* **What is required**:
Can you reproduce the listing below line for line, without changing a single character?

* **Available records**:
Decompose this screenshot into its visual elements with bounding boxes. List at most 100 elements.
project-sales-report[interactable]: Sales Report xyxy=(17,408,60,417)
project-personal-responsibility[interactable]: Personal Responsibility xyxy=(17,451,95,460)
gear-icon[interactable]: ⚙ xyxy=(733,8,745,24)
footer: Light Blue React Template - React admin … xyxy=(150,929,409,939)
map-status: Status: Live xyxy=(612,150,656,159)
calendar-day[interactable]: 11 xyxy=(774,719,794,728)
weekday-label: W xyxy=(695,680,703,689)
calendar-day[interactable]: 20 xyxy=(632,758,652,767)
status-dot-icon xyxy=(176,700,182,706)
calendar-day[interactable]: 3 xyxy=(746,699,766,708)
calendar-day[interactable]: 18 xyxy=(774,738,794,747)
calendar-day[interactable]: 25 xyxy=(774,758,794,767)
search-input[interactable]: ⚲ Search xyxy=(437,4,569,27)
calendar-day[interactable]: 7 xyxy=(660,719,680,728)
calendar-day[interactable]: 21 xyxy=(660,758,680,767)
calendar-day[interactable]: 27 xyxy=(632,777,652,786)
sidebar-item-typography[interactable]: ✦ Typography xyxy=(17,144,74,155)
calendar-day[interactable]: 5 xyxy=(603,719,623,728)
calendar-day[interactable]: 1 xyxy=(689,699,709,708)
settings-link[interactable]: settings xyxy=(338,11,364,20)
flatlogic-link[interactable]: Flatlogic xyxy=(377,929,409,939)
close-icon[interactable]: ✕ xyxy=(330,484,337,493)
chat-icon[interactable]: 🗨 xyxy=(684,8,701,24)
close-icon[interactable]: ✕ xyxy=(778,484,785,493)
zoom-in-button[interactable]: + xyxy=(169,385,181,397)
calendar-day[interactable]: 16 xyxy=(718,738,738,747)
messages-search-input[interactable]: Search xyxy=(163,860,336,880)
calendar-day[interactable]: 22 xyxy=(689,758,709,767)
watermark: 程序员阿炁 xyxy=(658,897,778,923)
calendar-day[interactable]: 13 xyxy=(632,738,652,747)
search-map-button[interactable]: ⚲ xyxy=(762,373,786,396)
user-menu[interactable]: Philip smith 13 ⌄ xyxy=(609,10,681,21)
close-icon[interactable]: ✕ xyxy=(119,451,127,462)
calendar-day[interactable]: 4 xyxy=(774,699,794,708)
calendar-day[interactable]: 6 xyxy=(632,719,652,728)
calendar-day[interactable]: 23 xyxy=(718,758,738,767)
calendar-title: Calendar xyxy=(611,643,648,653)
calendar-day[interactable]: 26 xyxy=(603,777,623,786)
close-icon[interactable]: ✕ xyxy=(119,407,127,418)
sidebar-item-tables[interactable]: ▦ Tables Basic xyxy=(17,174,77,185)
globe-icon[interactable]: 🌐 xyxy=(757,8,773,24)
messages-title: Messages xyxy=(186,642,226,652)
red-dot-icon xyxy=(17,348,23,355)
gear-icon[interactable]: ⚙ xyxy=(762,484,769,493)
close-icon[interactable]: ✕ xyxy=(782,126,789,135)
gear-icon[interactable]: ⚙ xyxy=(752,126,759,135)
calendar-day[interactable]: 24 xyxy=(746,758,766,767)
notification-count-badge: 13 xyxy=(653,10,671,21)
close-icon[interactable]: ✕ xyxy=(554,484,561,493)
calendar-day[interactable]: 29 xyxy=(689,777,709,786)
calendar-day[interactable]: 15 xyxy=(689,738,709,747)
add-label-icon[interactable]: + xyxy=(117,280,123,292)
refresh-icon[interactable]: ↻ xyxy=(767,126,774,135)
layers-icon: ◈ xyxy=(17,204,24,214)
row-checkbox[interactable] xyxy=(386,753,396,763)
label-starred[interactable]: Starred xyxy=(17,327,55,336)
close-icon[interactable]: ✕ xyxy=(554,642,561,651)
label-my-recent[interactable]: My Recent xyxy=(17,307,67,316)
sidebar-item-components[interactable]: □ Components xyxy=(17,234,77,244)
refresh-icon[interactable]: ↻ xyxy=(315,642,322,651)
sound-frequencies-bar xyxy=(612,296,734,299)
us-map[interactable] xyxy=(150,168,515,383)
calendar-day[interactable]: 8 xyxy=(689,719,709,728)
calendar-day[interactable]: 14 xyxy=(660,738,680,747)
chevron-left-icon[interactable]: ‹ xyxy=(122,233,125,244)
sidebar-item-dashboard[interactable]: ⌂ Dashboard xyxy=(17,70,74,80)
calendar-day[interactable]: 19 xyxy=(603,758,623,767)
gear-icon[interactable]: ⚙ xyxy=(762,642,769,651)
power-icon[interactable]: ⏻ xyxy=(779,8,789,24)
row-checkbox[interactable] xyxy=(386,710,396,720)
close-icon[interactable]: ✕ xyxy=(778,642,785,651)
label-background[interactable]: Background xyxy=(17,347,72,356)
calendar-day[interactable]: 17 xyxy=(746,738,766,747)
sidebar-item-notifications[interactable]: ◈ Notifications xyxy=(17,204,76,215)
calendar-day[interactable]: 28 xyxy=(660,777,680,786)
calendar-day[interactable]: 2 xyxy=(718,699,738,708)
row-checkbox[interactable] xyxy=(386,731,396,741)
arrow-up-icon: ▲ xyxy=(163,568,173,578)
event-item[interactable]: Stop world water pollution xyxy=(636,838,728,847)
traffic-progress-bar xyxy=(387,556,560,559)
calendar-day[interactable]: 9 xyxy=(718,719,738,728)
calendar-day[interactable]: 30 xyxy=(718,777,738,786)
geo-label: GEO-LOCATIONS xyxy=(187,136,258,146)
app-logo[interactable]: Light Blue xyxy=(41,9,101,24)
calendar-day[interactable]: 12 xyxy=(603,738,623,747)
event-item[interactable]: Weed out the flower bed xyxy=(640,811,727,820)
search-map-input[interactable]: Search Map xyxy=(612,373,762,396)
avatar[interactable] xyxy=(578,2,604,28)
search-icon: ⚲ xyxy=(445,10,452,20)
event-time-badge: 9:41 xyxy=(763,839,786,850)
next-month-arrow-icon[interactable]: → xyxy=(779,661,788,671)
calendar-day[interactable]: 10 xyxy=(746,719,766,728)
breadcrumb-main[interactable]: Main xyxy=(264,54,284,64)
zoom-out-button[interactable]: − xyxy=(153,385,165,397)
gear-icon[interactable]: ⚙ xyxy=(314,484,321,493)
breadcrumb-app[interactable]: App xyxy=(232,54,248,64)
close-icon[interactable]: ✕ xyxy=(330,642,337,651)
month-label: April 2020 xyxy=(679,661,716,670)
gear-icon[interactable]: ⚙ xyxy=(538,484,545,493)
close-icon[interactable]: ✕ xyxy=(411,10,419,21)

* **Output for this exercise**:
Decompose this screenshot into its visual elements with bounding boxes. List at most 100 elements.
project-sales-report[interactable]: Sales Report xyxy=(17,408,60,417)
project-personal-responsibility[interactable]: Personal Responsibility xyxy=(17,451,95,460)
gear-icon[interactable]: ⚙ xyxy=(733,8,745,24)
footer: Light Blue React Template - React admin … xyxy=(150,929,409,939)
map-status: Status: Live xyxy=(612,150,656,159)
calendar-day[interactable]: 11 xyxy=(774,719,794,728)
weekday-label: W xyxy=(695,680,703,689)
calendar-day[interactable]: 20 xyxy=(632,758,652,767)
status-dot-icon xyxy=(176,700,182,706)
calendar-day[interactable]: 3 xyxy=(746,699,766,708)
calendar-day[interactable]: 18 xyxy=(774,738,794,747)
calendar-day[interactable]: 25 xyxy=(774,758,794,767)
search-input[interactable]: ⚲ Search xyxy=(437,4,569,27)
calendar-day[interactable]: 7 xyxy=(660,719,680,728)
calendar-day[interactable]: 21 xyxy=(660,758,680,767)
calendar-day[interactable]: 27 xyxy=(632,777,652,786)
sidebar-item-typography[interactable]: ✦ Typography xyxy=(17,144,74,155)
calendar-day[interactable]: 5 xyxy=(603,719,623,728)
calendar-day[interactable]: 1 xyxy=(689,699,709,708)
settings-link[interactable]: settings xyxy=(338,11,364,20)
flatlogic-link[interactable]: Flatlogic xyxy=(377,929,409,939)
close-icon[interactable]: ✕ xyxy=(330,484,337,493)
chat-icon[interactable]: 🗨 xyxy=(684,8,701,24)
close-icon[interactable]: ✕ xyxy=(778,484,785,493)
zoom-in-button[interactable]: + xyxy=(169,385,181,397)
calendar-day[interactable]: 16 xyxy=(718,738,738,747)
messages-search-input[interactable]: Search xyxy=(163,860,336,880)
calendar-day[interactable]: 22 xyxy=(689,758,709,767)
watermark: 程序员阿炁 xyxy=(658,897,778,923)
calendar-day[interactable]: 13 xyxy=(632,738,652,747)
search-map-button[interactable]: ⚲ xyxy=(762,373,786,396)
user-menu[interactable]: Philip smith 13 ⌄ xyxy=(609,10,681,21)
close-icon[interactable]: ✕ xyxy=(119,451,127,462)
calendar-day[interactable]: 4 xyxy=(774,699,794,708)
calendar-day[interactable]: 6 xyxy=(632,719,652,728)
calendar-day[interactable]: 23 xyxy=(718,758,738,767)
calendar-title: Calendar xyxy=(611,643,648,653)
calendar-day[interactable]: 26 xyxy=(603,777,623,786)
close-icon[interactable]: ✕ xyxy=(119,407,127,418)
sidebar-item-tables[interactable]: ▦ Tables Basic xyxy=(17,174,77,185)
globe-icon[interactable]: 🌐 xyxy=(757,8,773,24)
messages-title: Messages xyxy=(186,642,226,652)
red-dot-icon xyxy=(17,348,23,355)
gear-icon[interactable]: ⚙ xyxy=(762,484,769,493)
close-icon[interactable]: ✕ xyxy=(782,126,789,135)
gear-icon[interactable]: ⚙ xyxy=(752,126,759,135)
calendar-day[interactable]: 24 xyxy=(746,758,766,767)
notification-count-badge: 13 xyxy=(653,10,671,21)
close-icon[interactable]: ✕ xyxy=(554,484,561,493)
calendar-day[interactable]: 29 xyxy=(689,777,709,786)
calendar-day[interactable]: 15 xyxy=(689,738,709,747)
add-label-icon[interactable]: + xyxy=(117,280,123,292)
refresh-icon[interactable]: ↻ xyxy=(767,126,774,135)
layers-icon: ◈ xyxy=(17,204,24,214)
row-checkbox[interactable] xyxy=(386,753,396,763)
label-starred[interactable]: Starred xyxy=(17,327,55,336)
close-icon[interactable]: ✕ xyxy=(554,642,561,651)
label-my-recent[interactable]: My Recent xyxy=(17,307,67,316)
sidebar-item-components[interactable]: □ Components xyxy=(17,234,77,244)
refresh-icon[interactable]: ↻ xyxy=(315,642,322,651)
sound-frequencies-bar xyxy=(612,296,734,299)
us-map[interactable] xyxy=(150,168,515,383)
calendar-day[interactable]: 8 xyxy=(689,719,709,728)
calendar-day[interactable]: 14 xyxy=(660,738,680,747)
chevron-left-icon[interactable]: ‹ xyxy=(122,233,125,244)
sidebar-item-dashboard[interactable]: ⌂ Dashboard xyxy=(17,70,74,80)
calendar-day[interactable]: 19 xyxy=(603,758,623,767)
gear-icon[interactable]: ⚙ xyxy=(762,642,769,651)
power-icon[interactable]: ⏻ xyxy=(779,8,789,24)
row-checkbox[interactable] xyxy=(386,710,396,720)
close-icon[interactable]: ✕ xyxy=(778,642,785,651)
label-background[interactable]: Background xyxy=(17,347,72,356)
calendar-day[interactable]: 17 xyxy=(746,738,766,747)
sidebar-item-notifications[interactable]: ◈ Notifications xyxy=(17,204,76,215)
calendar-day[interactable]: 28 xyxy=(660,777,680,786)
calendar-day[interactable]: 2 xyxy=(718,699,738,708)
row-checkbox[interactable] xyxy=(386,731,396,741)
arrow-up-icon: ▲ xyxy=(163,568,173,578)
event-item[interactable]: Stop world water pollution xyxy=(636,838,728,847)
traffic-progress-bar xyxy=(387,556,560,559)
calendar-day[interactable]: 9 xyxy=(718,719,738,728)
calendar-day[interactable]: 30 xyxy=(718,777,738,786)
geo-label: GEO-LOCATIONS xyxy=(187,136,258,146)
app-logo[interactable]: Light Blue xyxy=(41,9,101,24)
calendar-day[interactable]: 12 xyxy=(603,738,623,747)
event-item[interactable]: Weed out the flower bed xyxy=(640,811,727,820)
search-map-input[interactable]: Search Map xyxy=(612,373,762,396)
avatar[interactable] xyxy=(578,2,604,28)
search-icon: ⚲ xyxy=(445,10,452,20)
event-time-badge: 9:41 xyxy=(763,839,786,850)
next-month-arrow-icon[interactable]: → xyxy=(779,661,788,671)
calendar-day[interactable]: 10 xyxy=(746,719,766,728)
breadcrumb-main[interactable]: Main xyxy=(264,54,284,64)
zoom-out-button[interactable]: − xyxy=(153,385,165,397)
gear-icon[interactable]: ⚙ xyxy=(314,484,321,493)
breadcrumb-app[interactable]: App xyxy=(232,54,248,64)
close-icon[interactable]: ✕ xyxy=(330,642,337,651)
month-label: April 2020 xyxy=(679,661,716,670)
gear-icon[interactable]: ⚙ xyxy=(538,484,545,493)
close-icon[interactable]: ✕ xyxy=(411,10,419,21)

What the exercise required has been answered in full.